* **Exercise objective**
Using the listing below, select the lines with the word "color" and copy them.

* **Data for the task**
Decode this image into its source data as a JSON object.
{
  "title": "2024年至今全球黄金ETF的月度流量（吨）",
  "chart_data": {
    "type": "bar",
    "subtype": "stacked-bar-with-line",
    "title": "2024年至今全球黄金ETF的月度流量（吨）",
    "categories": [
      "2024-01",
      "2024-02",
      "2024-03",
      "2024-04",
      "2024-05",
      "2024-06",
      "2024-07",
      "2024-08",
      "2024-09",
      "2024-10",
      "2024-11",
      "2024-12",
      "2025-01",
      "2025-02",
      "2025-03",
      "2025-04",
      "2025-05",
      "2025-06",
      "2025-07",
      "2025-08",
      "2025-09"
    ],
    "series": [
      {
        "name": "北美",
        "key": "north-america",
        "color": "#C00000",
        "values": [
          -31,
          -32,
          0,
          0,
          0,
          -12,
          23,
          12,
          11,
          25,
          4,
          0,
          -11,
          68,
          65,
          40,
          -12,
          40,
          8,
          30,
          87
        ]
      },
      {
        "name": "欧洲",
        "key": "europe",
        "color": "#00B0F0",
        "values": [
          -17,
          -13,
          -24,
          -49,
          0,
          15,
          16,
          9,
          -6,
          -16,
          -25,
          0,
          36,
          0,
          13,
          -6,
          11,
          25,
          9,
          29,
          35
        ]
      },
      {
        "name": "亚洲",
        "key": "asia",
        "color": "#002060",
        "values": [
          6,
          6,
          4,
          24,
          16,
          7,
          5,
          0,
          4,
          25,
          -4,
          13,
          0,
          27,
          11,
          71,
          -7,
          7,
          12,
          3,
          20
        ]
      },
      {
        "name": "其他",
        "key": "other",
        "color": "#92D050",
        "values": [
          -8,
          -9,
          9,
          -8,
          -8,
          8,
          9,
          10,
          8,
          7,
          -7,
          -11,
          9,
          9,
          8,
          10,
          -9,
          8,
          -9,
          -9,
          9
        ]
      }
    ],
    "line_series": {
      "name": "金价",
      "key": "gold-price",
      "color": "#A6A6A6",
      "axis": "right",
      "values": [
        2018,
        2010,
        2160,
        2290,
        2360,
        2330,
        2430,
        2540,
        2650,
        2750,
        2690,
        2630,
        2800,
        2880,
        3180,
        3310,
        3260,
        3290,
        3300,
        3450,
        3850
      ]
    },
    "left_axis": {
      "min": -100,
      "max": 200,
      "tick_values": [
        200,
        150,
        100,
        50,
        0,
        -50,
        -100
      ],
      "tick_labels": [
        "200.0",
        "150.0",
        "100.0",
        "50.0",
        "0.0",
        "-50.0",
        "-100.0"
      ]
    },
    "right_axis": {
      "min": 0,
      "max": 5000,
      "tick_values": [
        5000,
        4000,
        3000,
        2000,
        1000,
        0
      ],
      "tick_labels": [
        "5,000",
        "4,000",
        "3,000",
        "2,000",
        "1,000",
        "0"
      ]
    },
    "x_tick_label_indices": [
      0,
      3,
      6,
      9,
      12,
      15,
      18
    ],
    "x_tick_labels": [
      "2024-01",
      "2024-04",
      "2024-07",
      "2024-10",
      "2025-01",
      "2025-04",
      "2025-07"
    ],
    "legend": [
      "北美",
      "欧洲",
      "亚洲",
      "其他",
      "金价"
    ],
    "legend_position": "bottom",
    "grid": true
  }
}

* **Completed task**
        "color": "#C00000",
        "color": "#00B0F0",
        "color": "#002060",
        "color": "#92D050",
      "color": "#A6A6A6",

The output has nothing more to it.